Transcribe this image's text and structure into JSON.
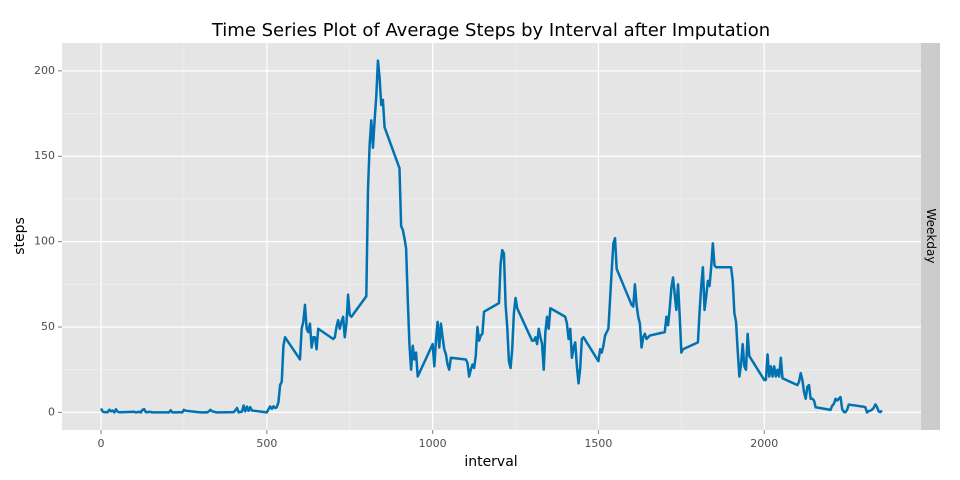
{
  "chart_data": {
    "type": "line",
    "title": "Time Series Plot of Average Steps by Interval after Imputation",
    "x_label": "interval",
    "y_label": "steps",
    "facet": "Weekday",
    "xlim": [
      -117.75,
      2472.75
    ],
    "xticks": [
      0,
      500,
      1000,
      1500,
      2000
    ],
    "ylim": [
      -10.3,
      216.3
    ],
    "yticks": [
      0,
      50,
      100,
      150,
      200
    ],
    "grid": true,
    "x": [
      0,
      5,
      10,
      15,
      20,
      25,
      30,
      35,
      40,
      45,
      50,
      55,
      100,
      105,
      110,
      115,
      120,
      125,
      130,
      135,
      140,
      145,
      150,
      155,
      200,
      205,
      210,
      215,
      220,
      225,
      230,
      235,
      240,
      245,
      250,
      255,
      300,
      305,
      310,
      315,
      320,
      325,
      330,
      335,
      340,
      345,
      350,
      355,
      400,
      405,
      410,
      415,
      420,
      425,
      430,
      435,
      440,
      445,
      450,
      455,
      500,
      505,
      510,
      515,
      520,
      525,
      530,
      535,
      540,
      545,
      550,
      555,
      600,
      605,
      610,
      615,
      620,
      625,
      630,
      635,
      640,
      645,
      650,
      655,
      700,
      705,
      710,
      715,
      720,
      725,
      730,
      735,
      740,
      745,
      750,
      755,
      800,
      805,
      810,
      815,
      820,
      825,
      830,
      835,
      840,
      845,
      850,
      855,
      900,
      905,
      910,
      915,
      920,
      925,
      930,
      935,
      940,
      945,
      950,
      955,
      1000,
      1005,
      1010,
      1015,
      1020,
      1025,
      1030,
      1035,
      1040,
      1045,
      1050,
      1055,
      1100,
      1105,
      1110,
      1115,
      1120,
      1125,
      1130,
      1135,
      1140,
      1145,
      1150,
      1155,
      1200,
      1205,
      1210,
      1215,
      1220,
      1225,
      1230,
      1235,
      1240,
      1245,
      1250,
      1255,
      1300,
      1305,
      1310,
      1315,
      1320,
      1325,
      1330,
      1335,
      1340,
      1345,
      1350,
      1355,
      1400,
      1405,
      1410,
      1415,
      1420,
      1425,
      1430,
      1435,
      1440,
      1445,
      1450,
      1455,
      1500,
      1505,
      1510,
      1515,
      1520,
      1525,
      1530,
      1535,
      1540,
      1545,
      1550,
      1555,
      1600,
      1605,
      1610,
      1615,
      1620,
      1625,
      1630,
      1635,
      1640,
      1645,
      1650,
      1655,
      1700,
      1705,
      1710,
      1715,
      1720,
      1725,
      1730,
      1735,
      1740,
      1745,
      1750,
      1755,
      1800,
      1805,
      1810,
      1815,
      1820,
      1825,
      1830,
      1835,
      1840,
      1845,
      1850,
      1855,
      1900,
      1905,
      1910,
      1915,
      1920,
      1925,
      1930,
      1935,
      1940,
      1945,
      1950,
      1955,
      2000,
      2005,
      2010,
      2015,
      2020,
      2025,
      2030,
      2035,
      2040,
      2045,
      2050,
      2055,
      2100,
      2105,
      2110,
      2115,
      2120,
      2125,
      2130,
      2135,
      2140,
      2145,
      2150,
      2155,
      2200,
      2205,
      2210,
      2215,
      2220,
      2225,
      2230,
      2235,
      2240,
      2245,
      2250,
      2255,
      2300,
      2305,
      2310,
      2315,
      2320,
      2325,
      2330,
      2335,
      2340,
      2345,
      2350,
      2355
    ],
    "series": [
      {
        "name": "Weekday",
        "color": "#0072b2",
        "values": [
          2.3,
          0.5,
          0.2,
          0.2,
          0.1,
          1.6,
          0.6,
          1.1,
          0,
          1.8,
          0.4,
          0.1,
          0.4,
          0,
          0.2,
          0.4,
          0,
          1.5,
          1.9,
          0.2,
          0.2,
          0.3,
          0.3,
          0,
          0,
          0,
          1.3,
          0,
          0,
          0.1,
          0,
          0.2,
          0,
          0,
          1.5,
          1,
          0,
          0,
          0,
          0,
          0,
          0.6,
          1.5,
          0.6,
          0.5,
          0.1,
          0,
          0,
          0.2,
          1.2,
          2.6,
          0,
          0.3,
          0.4,
          4,
          0.6,
          3.4,
          0.9,
          3.1,
          1.1,
          0,
          1.9,
          3.5,
          2.1,
          3.6,
          2.6,
          3,
          6,
          16,
          18,
          39,
          44,
          31,
          49,
          53,
          63,
          49,
          47,
          52,
          38,
          44,
          44,
          37,
          49,
          43,
          44,
          50,
          54,
          49,
          53,
          56,
          44,
          52,
          69,
          57,
          56,
          68,
          130,
          157,
          171,
          155,
          171,
          185,
          206,
          196,
          180,
          183,
          167,
          143,
          109,
          107,
          102,
          96,
          66,
          40,
          25,
          39,
          31,
          35,
          21,
          40,
          27,
          42,
          53,
          38,
          52,
          44,
          37,
          34,
          28,
          25,
          32,
          31,
          29,
          21,
          25,
          28,
          26,
          33,
          50,
          42,
          45,
          46,
          59,
          64,
          87,
          95,
          93,
          63,
          50,
          30,
          26,
          37,
          58,
          67,
          61,
          42,
          42,
          44,
          40,
          49,
          44,
          40,
          25,
          47,
          56,
          49,
          61,
          56,
          52,
          43,
          49,
          32,
          38,
          41,
          27,
          17,
          26,
          43,
          44,
          30,
          37,
          35,
          39,
          45,
          47,
          49,
          66,
          83,
          99,
          102,
          84,
          63,
          62,
          75,
          63,
          56,
          52,
          38,
          44,
          46,
          43,
          44,
          45,
          47,
          56,
          51,
          61,
          73,
          79,
          69,
          60,
          75,
          57,
          35,
          37,
          41,
          59,
          74,
          85,
          60,
          68,
          77,
          74,
          85,
          99,
          86,
          85,
          85,
          77,
          58,
          53,
          36,
          21,
          28,
          40,
          27,
          25,
          46,
          33,
          19,
          19,
          34,
          21,
          27,
          21,
          27,
          21,
          25,
          21,
          32,
          20,
          16,
          18,
          23,
          19,
          12,
          8,
          15,
          16,
          8,
          8,
          7,
          3,
          1.5,
          4,
          5,
          8,
          7,
          8,
          9,
          2,
          0.3,
          0.1,
          1.6,
          4.6,
          3.3,
          3,
          0,
          0.8,
          1,
          1.6,
          2.6,
          4.7,
          3.3,
          0.6,
          0.2,
          1.1
        ]
      }
    ]
  }
}
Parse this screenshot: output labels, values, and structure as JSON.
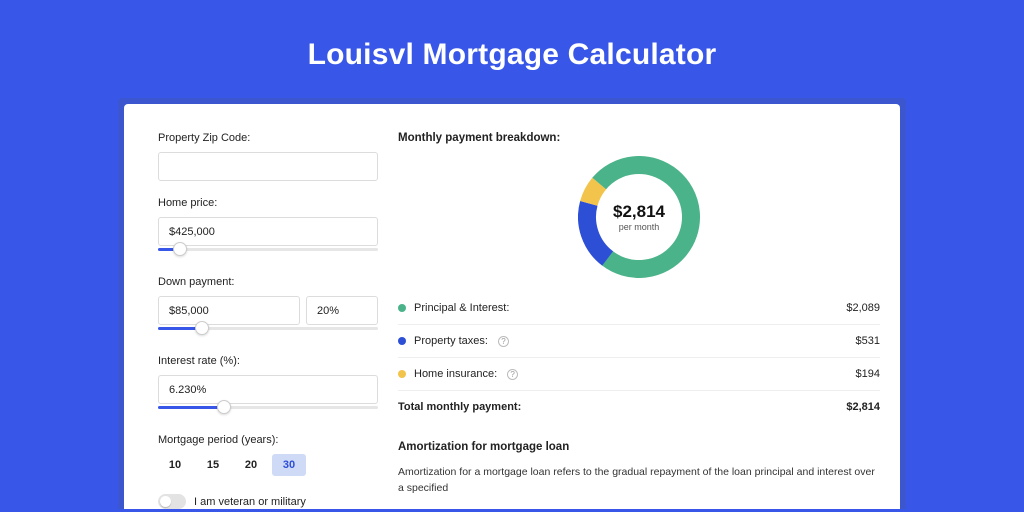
{
  "page": {
    "title": "Louisvl Mortgage Calculator",
    "background_color": "#3857e8",
    "inner_border_color": "#3b56cf"
  },
  "form": {
    "zip": {
      "label": "Property Zip Code:",
      "value": ""
    },
    "home_price": {
      "label": "Home price:",
      "value": "$425,000",
      "slider_pct": 10
    },
    "down_payment": {
      "label": "Down payment:",
      "value": "$85,000",
      "pct_value": "20%",
      "slider_pct": 20
    },
    "interest_rate": {
      "label": "Interest rate (%):",
      "value": "6.230%",
      "slider_pct": 30
    },
    "period": {
      "label": "Mortgage period (years):",
      "options": [
        "10",
        "15",
        "20",
        "30"
      ],
      "selected_index": 3,
      "pill_active_bg": "#cfdaf7",
      "pill_active_color": "#2d4fd6"
    },
    "veteran": {
      "label": "I am veteran or military",
      "checked": false
    }
  },
  "breakdown": {
    "title": "Monthly payment breakdown:",
    "donut": {
      "amount": "$2,814",
      "sub": "per month",
      "stroke_width": 18,
      "radius": 52,
      "segments": [
        {
          "key": "principal_interest",
          "label": "Principal & Interest:",
          "value": "$2,089",
          "color": "#4bb38a",
          "pct": 74.2
        },
        {
          "key": "property_taxes",
          "label": "Property taxes:",
          "value": "$531",
          "color": "#2d4fd6",
          "pct": 18.9,
          "has_info": true
        },
        {
          "key": "home_insurance",
          "label": "Home insurance:",
          "value": "$194",
          "color": "#f2c44b",
          "pct": 6.9,
          "has_info": true
        }
      ],
      "gap_deg": 0,
      "start_angle_deg": -140
    },
    "total": {
      "label": "Total monthly payment:",
      "value": "$2,814"
    }
  },
  "amortization": {
    "title": "Amortization for mortgage loan",
    "text": "Amortization for a mortgage loan refers to the gradual repayment of the loan principal and interest over a specified"
  }
}
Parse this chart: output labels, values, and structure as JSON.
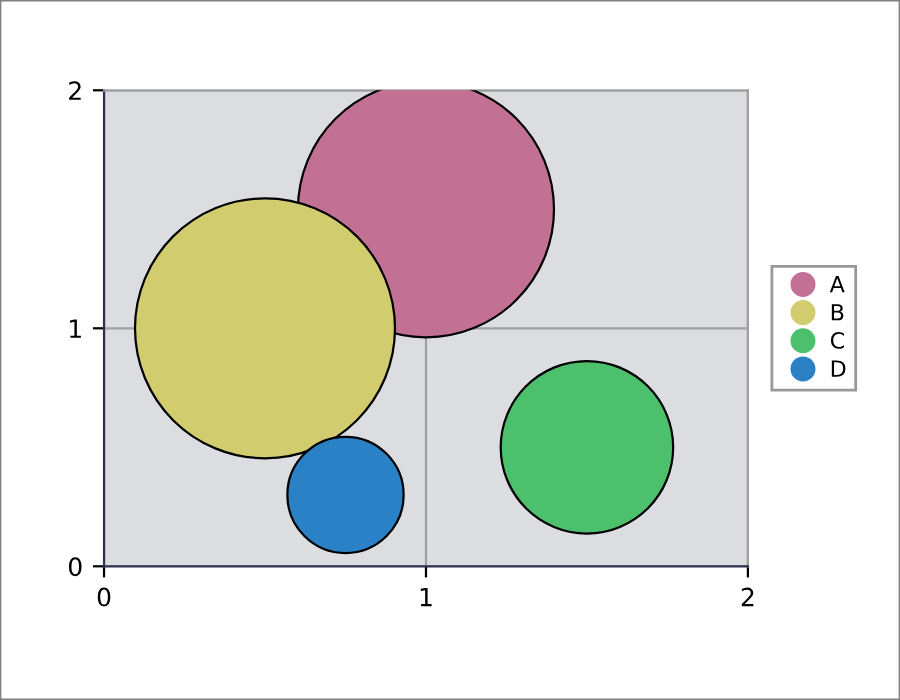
{
  "chart_data": {
    "type": "bubble",
    "series": [
      {
        "name": "A",
        "color": "#c37095",
        "x": [
          1.0
        ],
        "values": [
          1.5
        ],
        "sizes": [
          0.97
        ]
      },
      {
        "name": "B",
        "color": "#d1cd6e",
        "x": [
          0.5
        ],
        "values": [
          1.0
        ],
        "sizes": [
          1.0
        ]
      },
      {
        "name": "C",
        "color": "#4cc06c",
        "x": [
          1.5
        ],
        "values": [
          0.5
        ],
        "sizes": [
          0.44
        ]
      },
      {
        "name": "D",
        "color": "#2a81c5",
        "x": [
          0.75
        ],
        "values": [
          0.3
        ],
        "sizes": [
          0.2
        ]
      }
    ],
    "xlim": [
      0,
      2
    ],
    "ylim": [
      0,
      2
    ],
    "xticks": [
      0,
      1,
      2
    ],
    "yticks": [
      0,
      1,
      2
    ],
    "grid": true,
    "legend": "right",
    "marker": "circle"
  }
}
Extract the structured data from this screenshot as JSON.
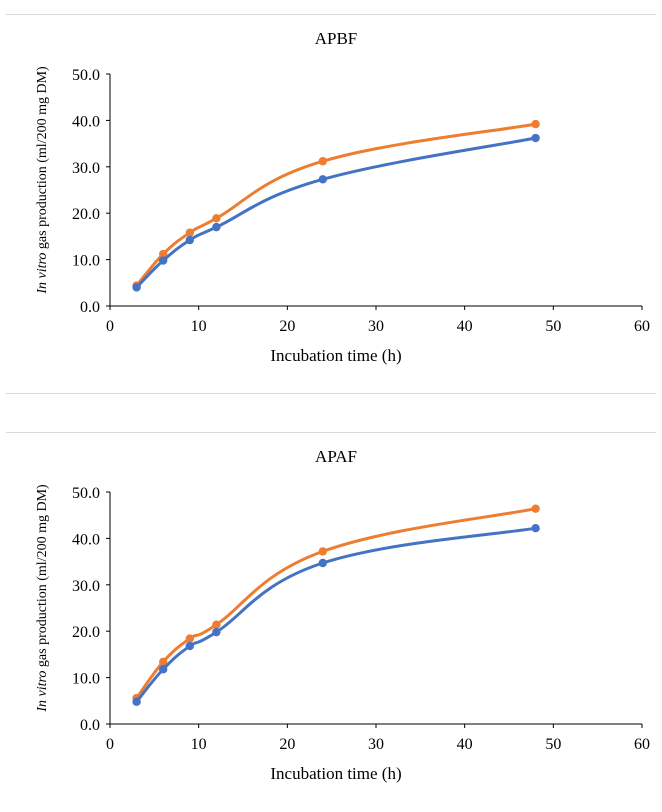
{
  "chart_data": [
    {
      "type": "line",
      "title": "APBF",
      "xlabel": "Incubation time (h)",
      "ylabel_italic": "In vitro",
      "ylabel_rest": " gas production (ml/200 mg DM)",
      "xlim": [
        0,
        60
      ],
      "ylim": [
        0,
        50
      ],
      "xticks": [
        "0",
        "10",
        "20",
        "30",
        "40",
        "50",
        "60"
      ],
      "yticks": [
        "0.0",
        "10.0",
        "20.0",
        "30.0",
        "40.0",
        "50.0"
      ],
      "x": [
        3,
        6,
        9,
        12,
        24,
        48
      ],
      "series": [
        {
          "color": "#ED7D31",
          "values": [
            4.4,
            11.2,
            15.8,
            18.9,
            31.2,
            39.2
          ]
        },
        {
          "color": "#4472C4",
          "values": [
            4.0,
            9.8,
            14.2,
            17.0,
            27.3,
            36.2
          ]
        }
      ],
      "grid": false,
      "legend": "none"
    },
    {
      "type": "line",
      "title": "APAF",
      "xlabel": "Incubation time (h)",
      "ylabel_italic": "In vitro",
      "ylabel_rest": " gas production (ml/200 mg DM)",
      "xlim": [
        0,
        60
      ],
      "ylim": [
        0,
        50
      ],
      "xticks": [
        "0",
        "10",
        "20",
        "30",
        "40",
        "50",
        "60"
      ],
      "yticks": [
        "0.0",
        "10.0",
        "20.0",
        "30.0",
        "40.0",
        "50.0"
      ],
      "x": [
        3,
        6,
        9,
        12,
        24,
        48
      ],
      "series": [
        {
          "color": "#ED7D31",
          "values": [
            5.6,
            13.4,
            18.4,
            21.4,
            37.2,
            46.4
          ]
        },
        {
          "color": "#4472C4",
          "values": [
            4.8,
            11.8,
            16.8,
            19.8,
            34.7,
            42.2
          ]
        }
      ],
      "grid": false,
      "legend": "none"
    }
  ]
}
:::::
* What is being asked: Whenever "output" turns up in a line, pick that line out.

* Completed exercise:
Parse this screenshot: output labels, values, and structure as JSON.
Parse this chart: output labels, values, and structure as JSON.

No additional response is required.